_STATED PROBLEM_
Copy out all lines that carry the word "apartamentos".

_PROVIDED RECORDS_
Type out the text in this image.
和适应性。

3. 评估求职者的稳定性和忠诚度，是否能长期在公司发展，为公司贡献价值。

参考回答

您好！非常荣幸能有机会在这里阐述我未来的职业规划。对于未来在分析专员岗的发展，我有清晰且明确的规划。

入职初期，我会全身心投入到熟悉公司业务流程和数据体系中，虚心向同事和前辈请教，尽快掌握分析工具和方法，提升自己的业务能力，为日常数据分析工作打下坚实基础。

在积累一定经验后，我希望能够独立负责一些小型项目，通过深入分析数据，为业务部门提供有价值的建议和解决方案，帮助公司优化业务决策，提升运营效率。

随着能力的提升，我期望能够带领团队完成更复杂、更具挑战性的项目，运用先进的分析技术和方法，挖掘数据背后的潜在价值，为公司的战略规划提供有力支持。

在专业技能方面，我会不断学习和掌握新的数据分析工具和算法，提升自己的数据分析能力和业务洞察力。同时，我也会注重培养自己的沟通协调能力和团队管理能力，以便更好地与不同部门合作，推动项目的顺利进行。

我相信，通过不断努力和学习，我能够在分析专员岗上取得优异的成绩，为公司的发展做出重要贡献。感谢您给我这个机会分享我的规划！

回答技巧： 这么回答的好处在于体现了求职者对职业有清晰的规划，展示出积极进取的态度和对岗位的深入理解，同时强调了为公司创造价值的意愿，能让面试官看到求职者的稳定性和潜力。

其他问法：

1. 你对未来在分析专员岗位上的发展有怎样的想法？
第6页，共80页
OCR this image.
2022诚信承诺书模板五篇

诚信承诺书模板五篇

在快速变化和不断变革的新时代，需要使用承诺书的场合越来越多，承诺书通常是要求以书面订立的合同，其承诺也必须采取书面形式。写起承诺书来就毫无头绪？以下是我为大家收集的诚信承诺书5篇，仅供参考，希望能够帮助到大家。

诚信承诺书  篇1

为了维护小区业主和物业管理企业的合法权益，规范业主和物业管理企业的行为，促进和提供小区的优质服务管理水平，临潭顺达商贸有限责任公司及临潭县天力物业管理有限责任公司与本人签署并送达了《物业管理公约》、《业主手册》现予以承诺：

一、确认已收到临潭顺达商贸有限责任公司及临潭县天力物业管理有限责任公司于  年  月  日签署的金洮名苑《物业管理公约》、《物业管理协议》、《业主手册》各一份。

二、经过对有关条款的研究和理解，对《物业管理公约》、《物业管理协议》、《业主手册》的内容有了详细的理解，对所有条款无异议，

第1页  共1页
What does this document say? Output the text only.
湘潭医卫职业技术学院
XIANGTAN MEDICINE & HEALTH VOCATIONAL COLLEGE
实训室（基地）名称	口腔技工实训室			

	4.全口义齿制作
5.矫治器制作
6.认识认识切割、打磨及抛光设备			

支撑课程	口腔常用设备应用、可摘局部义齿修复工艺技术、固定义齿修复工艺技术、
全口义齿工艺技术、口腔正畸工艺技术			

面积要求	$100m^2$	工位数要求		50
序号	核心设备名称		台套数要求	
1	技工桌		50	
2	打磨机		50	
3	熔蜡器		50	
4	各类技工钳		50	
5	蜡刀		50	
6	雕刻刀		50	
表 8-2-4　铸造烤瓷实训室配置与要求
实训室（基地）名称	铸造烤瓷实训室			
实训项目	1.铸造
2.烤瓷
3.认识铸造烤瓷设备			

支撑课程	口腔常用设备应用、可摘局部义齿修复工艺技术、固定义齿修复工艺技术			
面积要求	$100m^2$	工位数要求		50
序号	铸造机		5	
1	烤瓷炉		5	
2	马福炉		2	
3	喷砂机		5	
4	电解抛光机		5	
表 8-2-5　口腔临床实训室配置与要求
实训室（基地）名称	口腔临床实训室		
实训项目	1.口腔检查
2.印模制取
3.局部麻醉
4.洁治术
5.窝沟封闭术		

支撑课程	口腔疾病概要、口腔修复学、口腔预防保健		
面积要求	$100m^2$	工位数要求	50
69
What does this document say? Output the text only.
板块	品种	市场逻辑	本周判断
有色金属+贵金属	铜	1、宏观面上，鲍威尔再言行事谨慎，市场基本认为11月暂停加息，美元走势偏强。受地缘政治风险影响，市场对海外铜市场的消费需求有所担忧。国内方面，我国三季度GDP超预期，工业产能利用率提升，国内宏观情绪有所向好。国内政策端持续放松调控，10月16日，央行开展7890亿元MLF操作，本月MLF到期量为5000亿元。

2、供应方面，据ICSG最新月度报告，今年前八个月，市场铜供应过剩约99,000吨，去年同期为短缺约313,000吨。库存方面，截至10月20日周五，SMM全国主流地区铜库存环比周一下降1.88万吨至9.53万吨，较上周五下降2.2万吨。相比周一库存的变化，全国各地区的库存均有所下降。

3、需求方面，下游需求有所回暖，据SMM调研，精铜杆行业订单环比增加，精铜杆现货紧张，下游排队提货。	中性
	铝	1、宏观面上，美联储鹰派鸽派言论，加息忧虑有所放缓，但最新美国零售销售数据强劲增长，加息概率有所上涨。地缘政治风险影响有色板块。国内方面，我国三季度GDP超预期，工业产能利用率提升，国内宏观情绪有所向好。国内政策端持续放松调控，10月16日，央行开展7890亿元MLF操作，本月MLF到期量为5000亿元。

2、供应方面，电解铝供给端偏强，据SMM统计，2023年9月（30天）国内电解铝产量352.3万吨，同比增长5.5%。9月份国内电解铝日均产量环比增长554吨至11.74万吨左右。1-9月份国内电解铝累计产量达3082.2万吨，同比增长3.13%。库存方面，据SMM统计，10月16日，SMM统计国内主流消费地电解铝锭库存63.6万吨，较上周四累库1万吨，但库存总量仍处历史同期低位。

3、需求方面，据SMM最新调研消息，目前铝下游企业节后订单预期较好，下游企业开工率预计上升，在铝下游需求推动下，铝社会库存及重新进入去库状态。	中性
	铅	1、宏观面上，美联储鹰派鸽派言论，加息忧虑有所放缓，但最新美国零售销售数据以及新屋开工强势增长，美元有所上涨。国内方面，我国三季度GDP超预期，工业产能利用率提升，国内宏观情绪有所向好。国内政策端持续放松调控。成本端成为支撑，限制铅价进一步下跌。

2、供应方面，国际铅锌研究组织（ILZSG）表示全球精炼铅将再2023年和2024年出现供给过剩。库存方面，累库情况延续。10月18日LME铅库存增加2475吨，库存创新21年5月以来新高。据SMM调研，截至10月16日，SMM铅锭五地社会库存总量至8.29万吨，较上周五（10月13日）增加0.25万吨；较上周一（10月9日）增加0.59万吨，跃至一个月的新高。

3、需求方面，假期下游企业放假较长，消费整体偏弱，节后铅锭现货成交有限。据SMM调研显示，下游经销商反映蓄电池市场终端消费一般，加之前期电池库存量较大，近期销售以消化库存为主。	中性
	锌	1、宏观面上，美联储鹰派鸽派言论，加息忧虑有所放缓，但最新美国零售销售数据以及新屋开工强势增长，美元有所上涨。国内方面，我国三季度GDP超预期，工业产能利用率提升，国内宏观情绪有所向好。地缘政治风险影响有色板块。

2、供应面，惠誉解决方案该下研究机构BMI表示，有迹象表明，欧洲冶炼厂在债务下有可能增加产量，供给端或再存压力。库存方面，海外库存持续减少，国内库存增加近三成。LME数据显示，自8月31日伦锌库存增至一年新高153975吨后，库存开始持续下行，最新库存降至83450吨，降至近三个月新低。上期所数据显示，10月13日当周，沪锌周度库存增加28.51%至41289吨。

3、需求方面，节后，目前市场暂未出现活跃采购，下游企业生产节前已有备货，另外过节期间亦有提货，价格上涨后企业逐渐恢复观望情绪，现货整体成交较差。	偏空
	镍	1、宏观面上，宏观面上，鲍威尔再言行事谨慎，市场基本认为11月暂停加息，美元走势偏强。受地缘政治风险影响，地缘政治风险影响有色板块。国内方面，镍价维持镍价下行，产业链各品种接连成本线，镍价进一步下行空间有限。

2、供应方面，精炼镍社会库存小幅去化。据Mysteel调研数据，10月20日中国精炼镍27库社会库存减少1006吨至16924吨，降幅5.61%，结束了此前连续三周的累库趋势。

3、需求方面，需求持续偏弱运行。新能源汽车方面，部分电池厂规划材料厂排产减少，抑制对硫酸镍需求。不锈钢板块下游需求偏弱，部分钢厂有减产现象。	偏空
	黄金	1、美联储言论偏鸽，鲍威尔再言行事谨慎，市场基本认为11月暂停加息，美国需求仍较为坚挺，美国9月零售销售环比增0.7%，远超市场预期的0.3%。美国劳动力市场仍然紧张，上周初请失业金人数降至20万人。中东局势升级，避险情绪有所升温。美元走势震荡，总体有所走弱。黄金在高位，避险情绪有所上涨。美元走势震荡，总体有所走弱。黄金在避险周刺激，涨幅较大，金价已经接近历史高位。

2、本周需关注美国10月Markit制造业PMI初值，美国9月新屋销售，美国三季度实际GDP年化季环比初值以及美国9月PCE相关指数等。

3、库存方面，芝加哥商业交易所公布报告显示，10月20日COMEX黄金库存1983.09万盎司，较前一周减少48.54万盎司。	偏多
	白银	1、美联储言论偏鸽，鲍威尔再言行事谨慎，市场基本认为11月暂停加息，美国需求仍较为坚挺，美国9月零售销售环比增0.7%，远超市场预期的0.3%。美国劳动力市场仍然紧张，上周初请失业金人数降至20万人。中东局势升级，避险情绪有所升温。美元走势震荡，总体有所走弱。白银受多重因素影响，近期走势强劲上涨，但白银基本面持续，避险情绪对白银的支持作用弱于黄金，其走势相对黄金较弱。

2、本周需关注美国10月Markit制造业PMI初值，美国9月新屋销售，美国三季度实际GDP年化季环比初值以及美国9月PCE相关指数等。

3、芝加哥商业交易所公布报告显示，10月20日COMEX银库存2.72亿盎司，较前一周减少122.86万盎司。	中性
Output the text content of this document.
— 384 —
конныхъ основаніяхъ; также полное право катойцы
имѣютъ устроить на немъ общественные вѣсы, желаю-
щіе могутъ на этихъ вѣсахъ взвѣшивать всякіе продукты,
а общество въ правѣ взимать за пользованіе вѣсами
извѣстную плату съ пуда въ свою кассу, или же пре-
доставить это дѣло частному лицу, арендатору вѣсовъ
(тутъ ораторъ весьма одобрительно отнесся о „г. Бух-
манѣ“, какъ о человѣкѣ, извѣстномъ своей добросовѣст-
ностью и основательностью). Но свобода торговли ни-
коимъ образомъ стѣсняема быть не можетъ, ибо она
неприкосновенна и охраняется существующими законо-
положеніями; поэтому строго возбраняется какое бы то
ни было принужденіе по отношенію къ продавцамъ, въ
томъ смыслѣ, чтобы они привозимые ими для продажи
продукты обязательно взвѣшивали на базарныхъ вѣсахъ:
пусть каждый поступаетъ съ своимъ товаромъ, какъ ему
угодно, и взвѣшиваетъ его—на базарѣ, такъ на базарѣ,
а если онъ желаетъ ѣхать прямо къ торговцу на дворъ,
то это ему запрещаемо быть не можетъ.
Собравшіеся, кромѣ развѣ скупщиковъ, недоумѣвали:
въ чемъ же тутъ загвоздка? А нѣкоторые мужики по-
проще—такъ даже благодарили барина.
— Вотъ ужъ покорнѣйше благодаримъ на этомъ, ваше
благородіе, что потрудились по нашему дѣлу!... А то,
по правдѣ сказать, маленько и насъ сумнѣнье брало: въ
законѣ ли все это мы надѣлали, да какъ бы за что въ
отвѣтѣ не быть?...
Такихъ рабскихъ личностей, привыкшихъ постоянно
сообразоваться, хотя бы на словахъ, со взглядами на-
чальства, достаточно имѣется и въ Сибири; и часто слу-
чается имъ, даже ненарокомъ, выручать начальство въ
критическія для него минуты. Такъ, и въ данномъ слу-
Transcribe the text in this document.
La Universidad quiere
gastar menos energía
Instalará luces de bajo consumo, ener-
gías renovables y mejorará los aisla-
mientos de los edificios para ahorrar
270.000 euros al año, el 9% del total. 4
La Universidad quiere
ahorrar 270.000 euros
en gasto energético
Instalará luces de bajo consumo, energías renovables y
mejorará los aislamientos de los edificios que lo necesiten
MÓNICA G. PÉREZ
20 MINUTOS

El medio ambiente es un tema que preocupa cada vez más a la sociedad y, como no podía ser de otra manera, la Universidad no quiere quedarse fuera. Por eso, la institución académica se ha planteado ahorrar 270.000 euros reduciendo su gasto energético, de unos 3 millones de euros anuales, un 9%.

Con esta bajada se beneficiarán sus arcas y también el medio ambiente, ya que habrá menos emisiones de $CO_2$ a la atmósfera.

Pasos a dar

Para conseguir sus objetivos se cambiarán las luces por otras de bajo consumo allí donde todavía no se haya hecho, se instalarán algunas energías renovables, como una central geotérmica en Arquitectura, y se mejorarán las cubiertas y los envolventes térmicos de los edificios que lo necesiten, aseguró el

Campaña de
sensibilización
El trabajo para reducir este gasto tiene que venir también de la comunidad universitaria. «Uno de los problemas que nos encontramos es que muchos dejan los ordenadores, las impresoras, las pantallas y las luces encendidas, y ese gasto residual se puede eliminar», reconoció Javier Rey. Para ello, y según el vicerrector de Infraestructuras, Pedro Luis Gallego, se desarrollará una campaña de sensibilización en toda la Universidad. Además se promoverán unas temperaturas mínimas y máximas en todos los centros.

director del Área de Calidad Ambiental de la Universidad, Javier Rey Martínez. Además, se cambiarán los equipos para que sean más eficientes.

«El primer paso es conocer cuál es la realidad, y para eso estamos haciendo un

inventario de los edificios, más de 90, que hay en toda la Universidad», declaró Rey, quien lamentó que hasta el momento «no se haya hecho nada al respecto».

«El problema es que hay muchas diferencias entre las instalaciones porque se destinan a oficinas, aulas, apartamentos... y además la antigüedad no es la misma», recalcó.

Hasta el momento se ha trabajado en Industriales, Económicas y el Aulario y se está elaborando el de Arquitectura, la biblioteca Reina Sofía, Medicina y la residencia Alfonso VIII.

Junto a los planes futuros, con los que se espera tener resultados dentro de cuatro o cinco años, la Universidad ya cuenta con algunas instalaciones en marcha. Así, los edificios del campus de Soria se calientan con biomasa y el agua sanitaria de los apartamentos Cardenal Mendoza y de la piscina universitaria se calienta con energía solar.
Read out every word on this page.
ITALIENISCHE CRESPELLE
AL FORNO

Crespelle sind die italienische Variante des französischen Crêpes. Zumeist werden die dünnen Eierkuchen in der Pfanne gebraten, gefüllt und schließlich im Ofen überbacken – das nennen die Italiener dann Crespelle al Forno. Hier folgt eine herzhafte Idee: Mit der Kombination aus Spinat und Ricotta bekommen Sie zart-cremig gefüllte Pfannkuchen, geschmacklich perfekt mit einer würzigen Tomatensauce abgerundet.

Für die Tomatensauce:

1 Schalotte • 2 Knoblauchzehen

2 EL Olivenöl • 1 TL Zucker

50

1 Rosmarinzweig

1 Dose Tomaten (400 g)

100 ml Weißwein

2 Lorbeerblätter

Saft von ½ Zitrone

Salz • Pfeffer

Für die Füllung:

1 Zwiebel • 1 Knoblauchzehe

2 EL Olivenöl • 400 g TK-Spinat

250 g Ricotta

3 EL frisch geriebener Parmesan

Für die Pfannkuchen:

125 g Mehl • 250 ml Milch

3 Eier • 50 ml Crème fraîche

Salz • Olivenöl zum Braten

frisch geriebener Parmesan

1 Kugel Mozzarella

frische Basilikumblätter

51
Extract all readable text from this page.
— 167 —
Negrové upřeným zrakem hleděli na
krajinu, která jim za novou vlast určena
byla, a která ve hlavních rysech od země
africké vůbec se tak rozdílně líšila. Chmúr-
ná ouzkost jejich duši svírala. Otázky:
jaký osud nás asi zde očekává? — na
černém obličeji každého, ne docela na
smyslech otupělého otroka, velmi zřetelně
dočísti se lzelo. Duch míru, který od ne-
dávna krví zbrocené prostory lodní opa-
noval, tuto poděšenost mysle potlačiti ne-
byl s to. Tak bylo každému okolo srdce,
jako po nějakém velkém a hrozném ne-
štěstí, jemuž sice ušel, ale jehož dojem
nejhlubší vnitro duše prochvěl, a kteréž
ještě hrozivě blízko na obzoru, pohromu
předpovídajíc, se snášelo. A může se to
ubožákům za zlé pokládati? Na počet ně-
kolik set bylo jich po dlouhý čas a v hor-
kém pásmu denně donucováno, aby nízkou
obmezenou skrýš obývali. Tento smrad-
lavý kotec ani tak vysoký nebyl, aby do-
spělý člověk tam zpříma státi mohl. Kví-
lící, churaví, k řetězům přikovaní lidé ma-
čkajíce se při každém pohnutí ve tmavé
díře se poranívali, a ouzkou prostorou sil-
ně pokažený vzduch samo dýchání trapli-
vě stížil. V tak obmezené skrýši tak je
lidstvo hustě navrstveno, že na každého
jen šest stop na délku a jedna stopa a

_SOLVED PROBLEM_
«El problema es que hay muchas diferencias entre las instalaciones porque se destinan a oficinas, aulas, apartamentos... y además la antigüedad no es la misma», recalcó.
Junto a los planes futuros, con los que se espera tener resultados dentro de cuatro o cinco años, la Universidad ya cuenta con algunas instalaciones en marcha. Así, los edificios del campus de Soria se calientan con biomasa y el agua sanitaria de los apartamentos Cardenal Mendoza y de la piscina universitaria se calienta con energía solar.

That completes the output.